Start Provided data

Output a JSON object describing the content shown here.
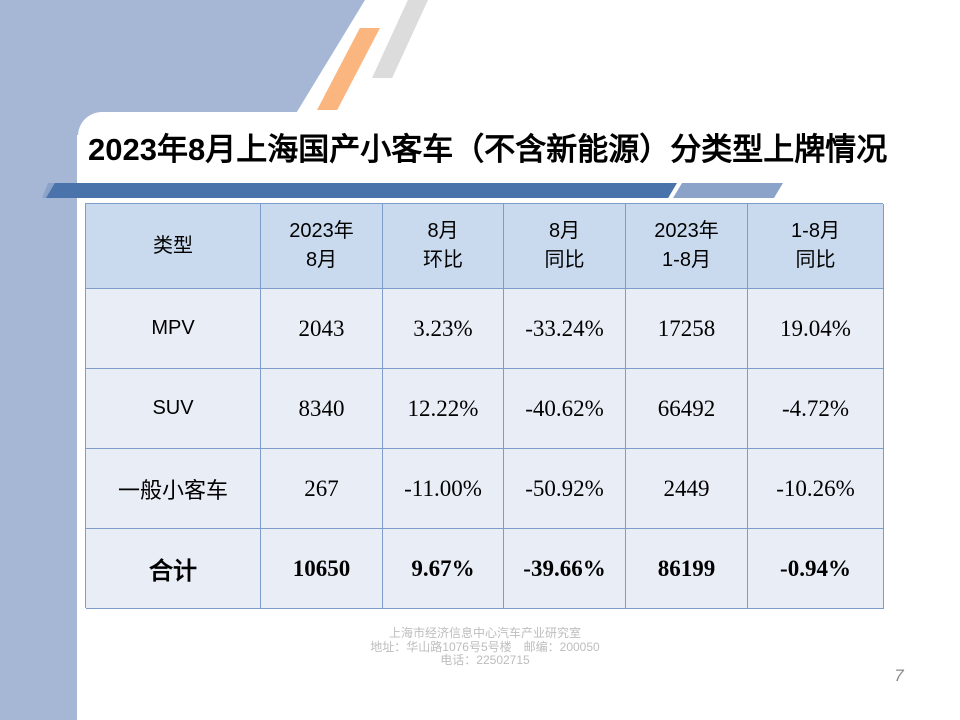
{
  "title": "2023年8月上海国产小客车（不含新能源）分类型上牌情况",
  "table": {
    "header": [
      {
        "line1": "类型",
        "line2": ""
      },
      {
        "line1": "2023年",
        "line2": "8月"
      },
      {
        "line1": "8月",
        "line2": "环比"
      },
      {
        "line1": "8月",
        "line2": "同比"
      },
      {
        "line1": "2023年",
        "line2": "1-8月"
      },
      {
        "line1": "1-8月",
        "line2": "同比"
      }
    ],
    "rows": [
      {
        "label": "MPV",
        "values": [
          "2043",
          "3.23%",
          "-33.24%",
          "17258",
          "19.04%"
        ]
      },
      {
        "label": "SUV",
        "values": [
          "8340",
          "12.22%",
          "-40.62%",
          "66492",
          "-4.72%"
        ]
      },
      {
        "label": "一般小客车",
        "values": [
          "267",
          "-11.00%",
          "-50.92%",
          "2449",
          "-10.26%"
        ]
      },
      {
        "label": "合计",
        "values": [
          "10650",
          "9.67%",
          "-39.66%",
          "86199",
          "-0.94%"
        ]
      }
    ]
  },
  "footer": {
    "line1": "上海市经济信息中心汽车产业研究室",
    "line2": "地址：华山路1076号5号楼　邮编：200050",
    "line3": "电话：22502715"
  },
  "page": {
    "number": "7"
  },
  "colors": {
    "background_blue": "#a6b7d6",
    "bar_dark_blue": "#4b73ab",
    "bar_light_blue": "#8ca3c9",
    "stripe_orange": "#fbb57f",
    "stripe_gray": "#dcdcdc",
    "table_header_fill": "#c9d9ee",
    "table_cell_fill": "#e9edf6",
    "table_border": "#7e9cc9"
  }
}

End Provided data

■ Requirements
Transcribe the records verbatim and omit the images.

■ Exercise response
Output a JSON object describing the content shown here.
{
  "title": "2023年8月上海国产小客车（不含新能源）分类型上牌情况",
  "table": {
    "header": [
      {
        "line1": "类型",
        "line2": ""
      },
      {
        "line1": "2023年",
        "line2": "8月"
      },
      {
        "line1": "8月",
        "line2": "环比"
      },
      {
        "line1": "8月",
        "line2": "同比"
      },
      {
        "line1": "2023年",
        "line2": "1-8月"
      },
      {
        "line1": "1-8月",
        "line2": "同比"
      }
    ],
    "rows": [
      {
        "label": "MPV",
        "values": [
          "2043",
          "3.23%",
          "-33.24%",
          "17258",
          "19.04%"
        ]
      },
      {
        "label": "SUV",
        "values": [
          "8340",
          "12.22%",
          "-40.62%",
          "66492",
          "-4.72%"
        ]
      },
      {
        "label": "一般小客车",
        "values": [
          "267",
          "-11.00%",
          "-50.92%",
          "2449",
          "-10.26%"
        ]
      },
      {
        "label": "合计",
        "values": [
          "10650",
          "9.67%",
          "-39.66%",
          "86199",
          "-0.94%"
        ]
      }
    ]
  },
  "footer": {
    "line1": "上海市经济信息中心汽车产业研究室",
    "line2": "地址：华山路1076号5号楼　邮编：200050",
    "line3": "电话：22502715"
  },
  "page": {
    "number": "7"
  },
  "colors": {
    "background_blue": "#a6b7d6",
    "bar_dark_blue": "#4b73ab",
    "bar_light_blue": "#8ca3c9",
    "stripe_orange": "#fbb57f",
    "stripe_gray": "#dcdcdc",
    "table_header_fill": "#c9d9ee",
    "table_cell_fill": "#e9edf6",
    "table_border": "#7e9cc9"
  }
}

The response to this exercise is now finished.